Stored records -
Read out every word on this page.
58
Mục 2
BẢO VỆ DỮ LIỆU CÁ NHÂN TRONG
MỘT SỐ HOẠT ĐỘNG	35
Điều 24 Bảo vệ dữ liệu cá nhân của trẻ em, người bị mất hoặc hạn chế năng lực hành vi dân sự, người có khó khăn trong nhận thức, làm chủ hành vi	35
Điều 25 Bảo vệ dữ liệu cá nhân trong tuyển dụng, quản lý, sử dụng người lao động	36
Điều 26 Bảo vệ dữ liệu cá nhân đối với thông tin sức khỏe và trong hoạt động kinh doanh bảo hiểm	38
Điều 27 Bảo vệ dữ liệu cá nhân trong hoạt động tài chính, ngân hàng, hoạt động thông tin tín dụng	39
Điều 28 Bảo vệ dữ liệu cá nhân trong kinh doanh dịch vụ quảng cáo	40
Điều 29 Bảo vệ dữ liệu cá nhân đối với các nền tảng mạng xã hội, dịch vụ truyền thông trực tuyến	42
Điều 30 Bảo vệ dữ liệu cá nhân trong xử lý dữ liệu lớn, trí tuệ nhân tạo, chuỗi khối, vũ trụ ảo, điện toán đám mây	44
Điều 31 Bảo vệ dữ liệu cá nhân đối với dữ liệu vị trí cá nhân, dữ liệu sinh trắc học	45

What this task involves - Please repeat the listing above in full and exactly.

Right answer -
Read out every word on this page.
58
Mục 2
BẢO VỆ DỮ LIỆU CÁ NHÂN TRONG
MỘT SỐ HOẠT ĐỘNG	35
Điều 24 Bảo vệ dữ liệu cá nhân của trẻ em, người bị mất hoặc hạn chế năng lực hành vi dân sự, người có khó khăn trong nhận thức, làm chủ hành vi	35
Điều 25 Bảo vệ dữ liệu cá nhân trong tuyển dụng, quản lý, sử dụng người lao động	36
Điều 26 Bảo vệ dữ liệu cá nhân đối với thông tin sức khỏe và trong hoạt động kinh doanh bảo hiểm	38
Điều 27 Bảo vệ dữ liệu cá nhân trong hoạt động tài chính, ngân hàng, hoạt động thông tin tín dụng	39
Điều 28 Bảo vệ dữ liệu cá nhân trong kinh doanh dịch vụ quảng cáo	40
Điều 29 Bảo vệ dữ liệu cá nhân đối với các nền tảng mạng xã hội, dịch vụ truyền thông trực tuyến	42
Điều 30 Bảo vệ dữ liệu cá nhân trong xử lý dữ liệu lớn, trí tuệ nhân tạo, chuỗi khối, vũ trụ ảo, điện toán đám mây	44
Điều 31 Bảo vệ dữ liệu cá nhân đối với dữ liệu vị trí cá nhân, dữ liệu sinh trắc học	45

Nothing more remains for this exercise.